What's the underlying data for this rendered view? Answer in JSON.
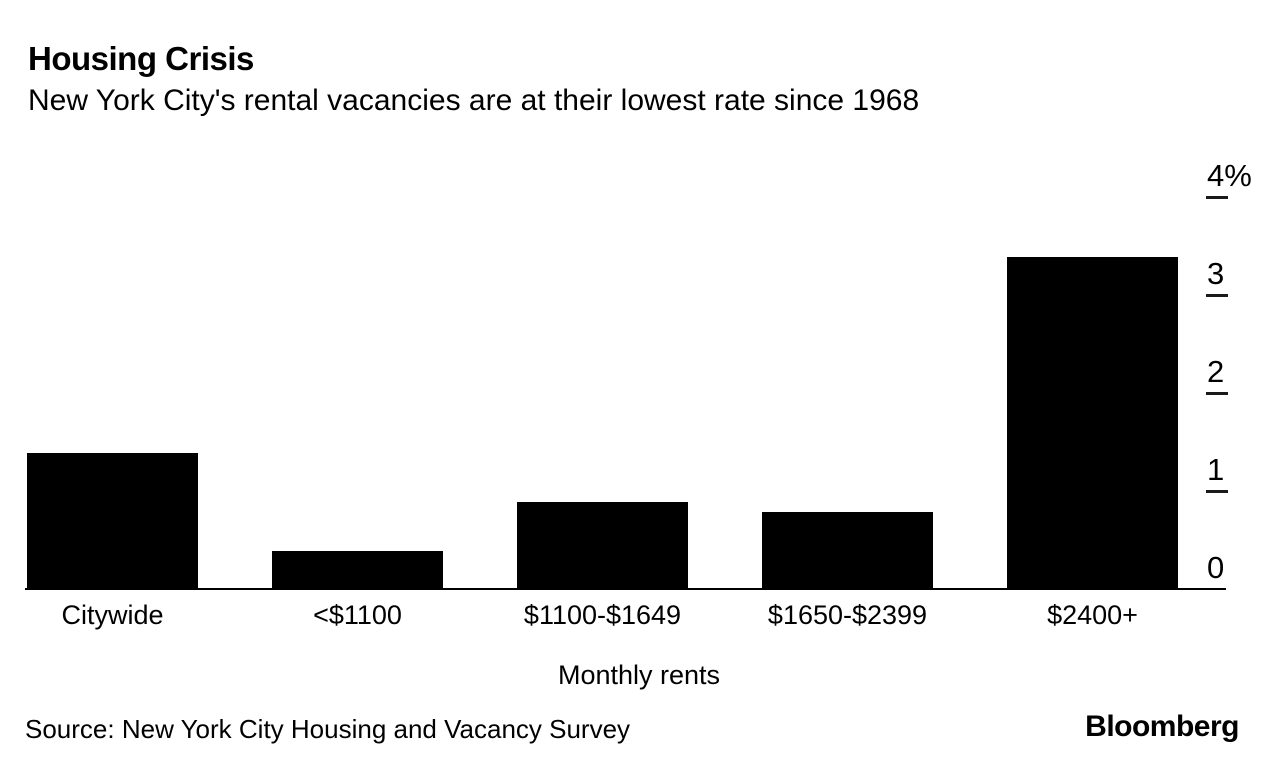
{
  "header": {
    "title": "Housing Crisis",
    "subtitle": "New York City's rental vacancies are at their lowest rate since 1968"
  },
  "chart_data": {
    "type": "bar",
    "title": "Housing Crisis",
    "subtitle": "New York City's rental vacancies are at their lowest rate since 1968",
    "categories": [
      "Citywide",
      "<$1100",
      "$1100-$1649",
      "$1650-$2399",
      "$2400+"
    ],
    "values": [
      1.4,
      0.4,
      0.9,
      0.8,
      3.4
    ],
    "xlabel": "Monthly rents",
    "ylabel": "",
    "unit": "%",
    "ylim": [
      0,
      4
    ],
    "yticks": [
      0,
      1,
      2,
      3,
      4
    ],
    "ytick_labels": [
      "0",
      "1",
      "2",
      "3",
      "4%"
    ],
    "axis_side": "right",
    "grid": false,
    "legend_position": "none",
    "bar_color": "#000000"
  },
  "footer": {
    "source": "Source: New York City Housing and Vacancy Survey",
    "brand": "Bloomberg"
  },
  "colors": {
    "background": "#ffffff",
    "text": "#000000",
    "bar": "#000000",
    "axis": "#000000"
  }
}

______________________________

— EXERCISE BRIEF —
Exclude all images and restate the records above word for word.

— RESULT BELOW —
What's the underlying data for this rendered view? Answer in JSON.
{
  "header": {
    "title": "Housing Crisis",
    "subtitle": "New York City's rental vacancies are at their lowest rate since 1968"
  },
  "chart_data": {
    "type": "bar",
    "title": "Housing Crisis",
    "subtitle": "New York City's rental vacancies are at their lowest rate since 1968",
    "categories": [
      "Citywide",
      "<$1100",
      "$1100-$1649",
      "$1650-$2399",
      "$2400+"
    ],
    "values": [
      1.4,
      0.4,
      0.9,
      0.8,
      3.4
    ],
    "xlabel": "Monthly rents",
    "ylabel": "",
    "unit": "%",
    "ylim": [
      0,
      4
    ],
    "yticks": [
      0,
      1,
      2,
      3,
      4
    ],
    "ytick_labels": [
      "0",
      "1",
      "2",
      "3",
      "4%"
    ],
    "axis_side": "right",
    "grid": false,
    "legend_position": "none",
    "bar_color": "#000000"
  },
  "footer": {
    "source": "Source: New York City Housing and Vacancy Survey",
    "brand": "Bloomberg"
  },
  "colors": {
    "background": "#ffffff",
    "text": "#000000",
    "bar": "#000000",
    "axis": "#000000"
  }
}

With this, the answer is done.